» Task to carry out
Word for word, transcribe the lines below and drop the pictures.
-------
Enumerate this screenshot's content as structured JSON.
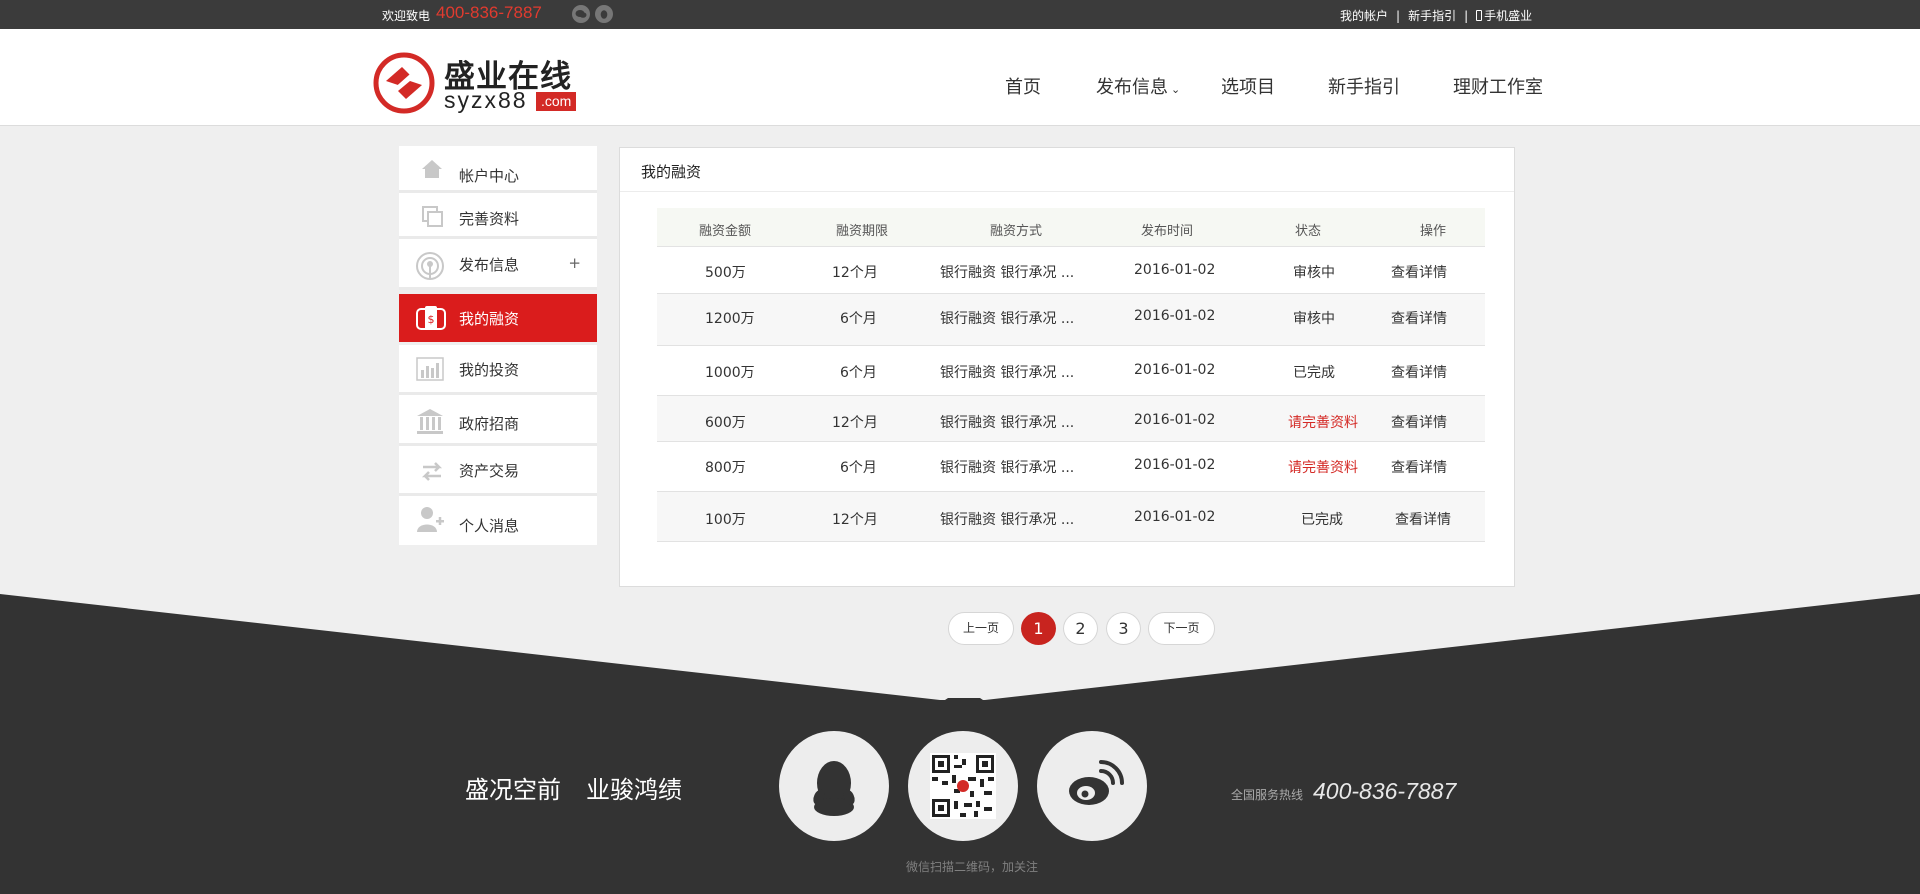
{
  "topbar": {
    "welcome": "欢迎致电",
    "hotline": "400-836-7887",
    "icons": [
      "wechat-icon",
      "qq-icon"
    ],
    "links": [
      "我的帐户",
      "新手指引",
      "手机盛业"
    ]
  },
  "header": {
    "logo_text": "盛业在线",
    "logo_domain": "syzx88",
    "logo_com": ".com",
    "nav": [
      "首页",
      "发布信息",
      "选项目",
      "新手指引",
      "理财工作室"
    ]
  },
  "sidebar": {
    "items": [
      {
        "label": "帐户中心",
        "icon": "home-icon"
      },
      {
        "label": "完善资料",
        "icon": "copy-icon"
      },
      {
        "label": "发布信息",
        "icon": "broadcast-icon",
        "expand": "+"
      },
      {
        "label": "我的融资",
        "icon": "financing-icon",
        "active": true
      },
      {
        "label": "我的投资",
        "icon": "bar-chart-icon"
      },
      {
        "label": "政府招商",
        "icon": "government-icon"
      },
      {
        "label": "资产交易",
        "icon": "exchange-icon"
      },
      {
        "label": "个人消息",
        "icon": "user-add-icon"
      }
    ]
  },
  "main": {
    "title": "我的融资",
    "columns": [
      "融资金额",
      "融资期限",
      "融资方式",
      "发布时间",
      "状态",
      "操作"
    ],
    "rows": [
      {
        "amount": "500万",
        "term": "12个月",
        "method": "银行融资   银行承况 ...",
        "date": "2016-01-02",
        "status": "审核中",
        "status_color": "#333333",
        "action": "查看详情"
      },
      {
        "amount": "1200万",
        "term": "6个月",
        "method": "银行融资   银行承况 ...",
        "date": "2016-01-02",
        "status": "审核中",
        "status_color": "#333333",
        "action": "查看详情"
      },
      {
        "amount": "1000万",
        "term": "6个月",
        "method": "银行融资   银行承况 ...",
        "date": "2016-01-02",
        "status": "已完成",
        "status_color": "#333333",
        "action": "查看详情"
      },
      {
        "amount": "600万",
        "term": "12个月",
        "method": "银行融资   银行承况 ...",
        "date": "2016-01-02",
        "status": "请完善资料",
        "status_color": "#d42a26",
        "action": "查看详情"
      },
      {
        "amount": "800万",
        "term": "6个月",
        "method": "银行融资   银行承况 ...",
        "date": "2016-01-02",
        "status": "请完善资料",
        "status_color": "#d42a26",
        "action": "查看详情"
      },
      {
        "amount": "100万",
        "term": "12个月",
        "method": "银行融资   银行承况 ...",
        "date": "2016-01-02",
        "status": "已完成",
        "status_color": "#333333",
        "action": "查看详情"
      }
    ]
  },
  "pagination": {
    "prev": "上一页",
    "pages": [
      "1",
      "2",
      "3"
    ],
    "current": "1",
    "next": "下一页"
  },
  "footer": {
    "slogan_1": "盛况空前",
    "slogan_2": "业骏鸿绩",
    "social_icons": [
      "qq-icon",
      "qr-code-icon",
      "weibo-icon"
    ],
    "qr_caption": "微信扫描二维码，加关注",
    "hotline_label": "全国服务热线",
    "hotline": "400-836-7887"
  },
  "colors": {
    "accent_red": "#da1c1c",
    "dark_bg": "#3b3b3b",
    "page_bg": "#efefef"
  }
}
-------
» The output
Enumerate this screenshot's content as structured JSON.
{
  "topbar": {
    "welcome": "欢迎致电",
    "hotline": "400-836-7887",
    "icons": [
      "wechat-icon",
      "qq-icon"
    ],
    "links": [
      "我的帐户",
      "新手指引",
      "手机盛业"
    ]
  },
  "header": {
    "logo_text": "盛业在线",
    "logo_domain": "syzx88",
    "logo_com": ".com",
    "nav": [
      "首页",
      "发布信息",
      "选项目",
      "新手指引",
      "理财工作室"
    ]
  },
  "sidebar": {
    "items": [
      {
        "label": "帐户中心",
        "icon": "home-icon"
      },
      {
        "label": "完善资料",
        "icon": "copy-icon"
      },
      {
        "label": "发布信息",
        "icon": "broadcast-icon",
        "expand": "+"
      },
      {
        "label": "我的融资",
        "icon": "financing-icon",
        "active": true
      },
      {
        "label": "我的投资",
        "icon": "bar-chart-icon"
      },
      {
        "label": "政府招商",
        "icon": "government-icon"
      },
      {
        "label": "资产交易",
        "icon": "exchange-icon"
      },
      {
        "label": "个人消息",
        "icon": "user-add-icon"
      }
    ]
  },
  "main": {
    "title": "我的融资",
    "columns": [
      "融资金额",
      "融资期限",
      "融资方式",
      "发布时间",
      "状态",
      "操作"
    ],
    "rows": [
      {
        "amount": "500万",
        "term": "12个月",
        "method": "银行融资   银行承况 ...",
        "date": "2016-01-02",
        "status": "审核中",
        "status_color": "#333333",
        "action": "查看详情"
      },
      {
        "amount": "1200万",
        "term": "6个月",
        "method": "银行融资   银行承况 ...",
        "date": "2016-01-02",
        "status": "审核中",
        "status_color": "#333333",
        "action": "查看详情"
      },
      {
        "amount": "1000万",
        "term": "6个月",
        "method": "银行融资   银行承况 ...",
        "date": "2016-01-02",
        "status": "已完成",
        "status_color": "#333333",
        "action": "查看详情"
      },
      {
        "amount": "600万",
        "term": "12个月",
        "method": "银行融资   银行承况 ...",
        "date": "2016-01-02",
        "status": "请完善资料",
        "status_color": "#d42a26",
        "action": "查看详情"
      },
      {
        "amount": "800万",
        "term": "6个月",
        "method": "银行融资   银行承况 ...",
        "date": "2016-01-02",
        "status": "请完善资料",
        "status_color": "#d42a26",
        "action": "查看详情"
      },
      {
        "amount": "100万",
        "term": "12个月",
        "method": "银行融资   银行承况 ...",
        "date": "2016-01-02",
        "status": "已完成",
        "status_color": "#333333",
        "action": "查看详情"
      }
    ]
  },
  "pagination": {
    "prev": "上一页",
    "pages": [
      "1",
      "2",
      "3"
    ],
    "current": "1",
    "next": "下一页"
  },
  "footer": {
    "slogan_1": "盛况空前",
    "slogan_2": "业骏鸿绩",
    "social_icons": [
      "qq-icon",
      "qr-code-icon",
      "weibo-icon"
    ],
    "qr_caption": "微信扫描二维码，加关注",
    "hotline_label": "全国服务热线",
    "hotline": "400-836-7887"
  },
  "colors": {
    "accent_red": "#da1c1c",
    "dark_bg": "#3b3b3b",
    "page_bg": "#efefef"
  }
}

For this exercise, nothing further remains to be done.